◆ Excerpted records:
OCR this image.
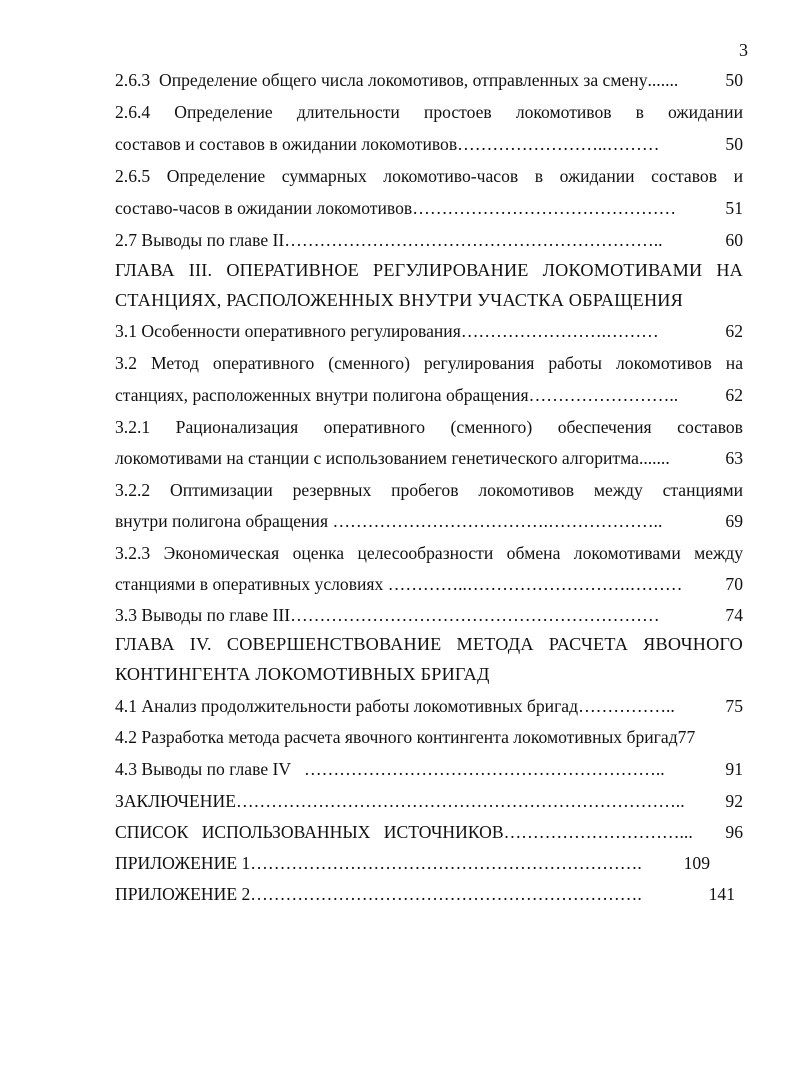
3
2.6.3  Определение общего числа локомотивов, отправленных за смену .......	50
2.6.4 Определение длительности простоев локомотивов в ожидании
составов и составов в ожидании локомотивов ……………………..………	50
2.6.5 Определение суммарных локомотиво-часов в ожидании составов и
составо-часов в ожидании локомотивов ………………………………………	51
2.7 Выводы по главе II ………………………………………………………..	60
ГЛАВА III. ОПЕРАТИВНОЕ РЕГУЛИРОВАНИЕ ЛОКОМОТИВАМИ НА
СТАНЦИЯХ, РАСПОЛОЖЕННЫХ ВНУТРИ УЧАСТКА ОБРАЩЕНИЯ
3.1 Особенности оперативного регулирования …………………….………	62
3.2 Метод оперативного (сменного) регулирования работы локомотивов на
станциях, расположенных внутри полигона обращения ……………………..	62
3.2.1 Рационализация оперативного (сменного) обеспечения составов
локомотивами на станции с использованием генетического алгоритма .......	63
3.2.2 Оптимизации резервных пробегов локомотивов между станциями
внутри полигона обращения ……………………………….………………..	69
3.2.3 Экономическая оценка целесообразности обмена локомотивами между
станциями в оперативных условиях …………..……………………….………	70
3.3 Выводы по главе III ………………………………………………………	74
ГЛАВА IV. СОВЕРШЕНСТВОВАНИЕ МЕТОДА РАСЧЕТА ЯВОЧНОГО
КОНТИНГЕНТА ЛОКОМОТИВНЫХ БРИГАД
4.1 Анализ продолжительности работы локомотивных бригад ……………..	75
4.2 Разработка метода расчета явочного контингента локомотивных бригад77
4.3 Выводы по главе IV ……………………………………………………..	91
ЗАКЛЮЧЕНИЕ …………………………………………………………………..	92
СПИСОК ИСПОЛЬЗОВАННЫХ ИСТОЧНИКОВ …………………………...	96
ПРИЛОЖЕНИЕ 1 ………………………………………………………….	109
ПРИЛОЖЕНИЕ 2 ………………………………………………………….	141
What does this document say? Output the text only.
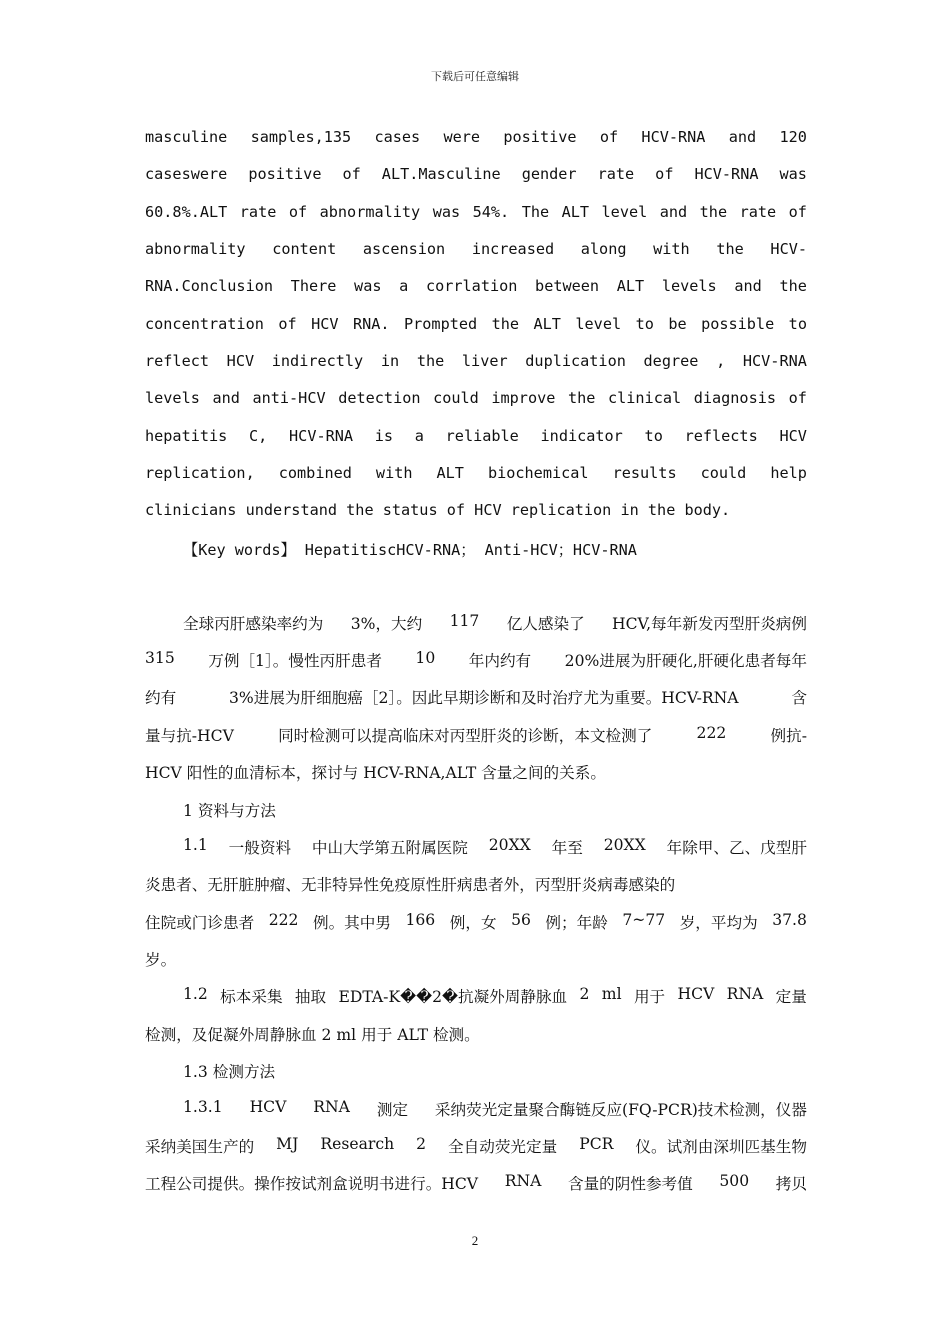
下载后可任意编辑
masculine samples,135 cases were positive of HCV-RNA and 120
caseswere positive of ALT.Masculine gender rate of HCV-RNA was
60.8%.ALT rate of abnormality was 54%. The ALT level and the rate of
abnormality content ascension increased along with the HCV-
RNA.Conclusion There was a corrlation between ALT levels and the
concentration of HCV RNA. Prompted the ALT level to be possible to
reflect HCV indirectly in the liver duplication degree , HCV-RNA
levels and anti-HCV detection could improve the clinical diagnosis of
hepatitis C, HCV-RNA is a reliable indicator to reflects HCV
replication, combined with ALT biochemical results could help
clinicians understand the status of HCV replication in the body.
【Key words】 HepatitiscHCV-RNA； Anti-HCV；HCV-RNA
全球丙肝感染率约为 3%，大约 117 亿人感染了 HCV,每年新发丙型肝炎病例
315 万例［1］。慢性丙肝患者 10 年内约有 20%进展为肝硬化,肝硬化患者每年
约有	3%进展为肝细胞癌［2］。因此早期诊断和及时治疗尤为重要。HCV-RNA	含
量与抗-HCV	同时检测可以提高临床对丙型肝炎的诊断，本文检测了	222	例抗-
HCV 阳性的血清标本，探讨与 HCV-RNA,ALT 含量之间的关系。
1 资料与方法
1.1 一般资料 中山大学第五附属医院 20XX 年至 20XX 年除甲、乙、戊型肝
炎患者、无肝脏肿瘤、无非特异性免疫原性肝病患者外，丙型肝炎病毒感染的
住院或门诊患者 222 例。其中男 166 例，女 56 例；年龄 7~77 岁，平均为 37.8
岁。
1.2 标本采集 抽取 EDTA-K��2�抗凝外周静脉血 2 ml 用于 HCV RNA 定量
检测，及促凝外周静脉血 2 ml 用于 ALT 检测。
1.3 检测方法
1.3.1 HCV RNA 测定 采纳荧光定量聚合酶链反应(FQ-PCR)技术检测，仪器
采纳美国生产的 MJ Research 2 全自动荧光定量 PCR 仪。试剂由深圳匹基生物
工程公司提供。操作按试剂盒说明书进行。HCV RNA 含量的阴性参考值 500 拷贝
2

◆ Stated goal:
Quote the records above in full, dropping each picture.

◆ The result:
OCR this image.
3
2.6.3  Определение общего числа локомотивов, отправленных за смену .......	50
2.6.4 Определение длительности простоев локомотивов в ожидании
составов и составов в ожидании локомотивов ……………………..………	50
2.6.5 Определение суммарных локомотиво-часов в ожидании составов и
составо-часов в ожидании локомотивов ………………………………………	51
2.7 Выводы по главе II ………………………………………………………..	60
ГЛАВА III. ОПЕРАТИВНОЕ РЕГУЛИРОВАНИЕ ЛОКОМОТИВАМИ НА
СТАНЦИЯХ, РАСПОЛОЖЕННЫХ ВНУТРИ УЧАСТКА ОБРАЩЕНИЯ
3.1 Особенности оперативного регулирования …………………….………	62
3.2 Метод оперативного (сменного) регулирования работы локомотивов на
станциях, расположенных внутри полигона обращения ……………………..	62
3.2.1 Рационализация оперативного (сменного) обеспечения составов
локомотивами на станции с использованием генетического алгоритма .......	63
3.2.2 Оптимизации резервных пробегов локомотивов между станциями
внутри полигона обращения ……………………………….………………..	69
3.2.3 Экономическая оценка целесообразности обмена локомотивами между
станциями в оперативных условиях …………..……………………….………	70
3.3 Выводы по главе III ………………………………………………………	74
ГЛАВА IV. СОВЕРШЕНСТВОВАНИЕ МЕТОДА РАСЧЕТА ЯВОЧНОГО
КОНТИНГЕНТА ЛОКОМОТИВНЫХ БРИГАД
4.1 Анализ продолжительности работы локомотивных бригад ……………..	75
4.2 Разработка метода расчета явочного контингента локомотивных бригад77
4.3 Выводы по главе IV ……………………………………………………..	91
ЗАКЛЮЧЕНИЕ …………………………………………………………………..	92
СПИСОК ИСПОЛЬЗОВАННЫХ ИСТОЧНИКОВ …………………………...	96
ПРИЛОЖЕНИЕ 1 ………………………………………………………….	109
ПРИЛОЖЕНИЕ 2 ………………………………………………………….	141
What does this document say? Output the text only.
下载后可任意编辑
masculine samples,135 cases were positive of HCV-RNA and 120
caseswere positive of ALT.Masculine gender rate of HCV-RNA was
60.8%.ALT rate of abnormality was 54%. The ALT level and the rate of
abnormality content ascension increased along with the HCV-
RNA.Conclusion There was a corrlation between ALT levels and the
concentration of HCV RNA. Prompted the ALT level to be possible to
reflect HCV indirectly in the liver duplication degree , HCV-RNA
levels and anti-HCV detection could improve the clinical diagnosis of
hepatitis C, HCV-RNA is a reliable indicator to reflects HCV
replication, combined with ALT biochemical results could help
clinicians understand the status of HCV replication in the body.
【Key words】 HepatitiscHCV-RNA； Anti-HCV；HCV-RNA
全球丙肝感染率约为 3%，大约 117 亿人感染了 HCV,每年新发丙型肝炎病例
315 万例［1］。慢性丙肝患者 10 年内约有 20%进展为肝硬化,肝硬化患者每年
约有	3%进展为肝细胞癌［2］。因此早期诊断和及时治疗尤为重要。HCV-RNA	含
量与抗-HCV	同时检测可以提高临床对丙型肝炎的诊断，本文检测了	222	例抗-
HCV 阳性的血清标本，探讨与 HCV-RNA,ALT 含量之间的关系。
1 资料与方法
1.1 一般资料 中山大学第五附属医院 20XX 年至 20XX 年除甲、乙、戊型肝
炎患者、无肝脏肿瘤、无非特异性免疫原性肝病患者外，丙型肝炎病毒感染的
住院或门诊患者 222 例。其中男 166 例，女 56 例；年龄 7~77 岁，平均为 37.8
岁。
1.2 标本采集 抽取 EDTA-K��2�抗凝外周静脉血 2 ml 用于 HCV RNA 定量
检测，及促凝外周静脉血 2 ml 用于 ALT 检测。
1.3 检测方法
1.3.1 HCV RNA 测定 采纳荧光定量聚合酶链反应(FQ-PCR)技术检测，仪器
采纳美国生产的 MJ Research 2 全自动荧光定量 PCR 仪。试剂由深圳匹基生物
工程公司提供。操作按试剂盒说明书进行。HCV RNA 含量的阴性参考值 500 拷贝
2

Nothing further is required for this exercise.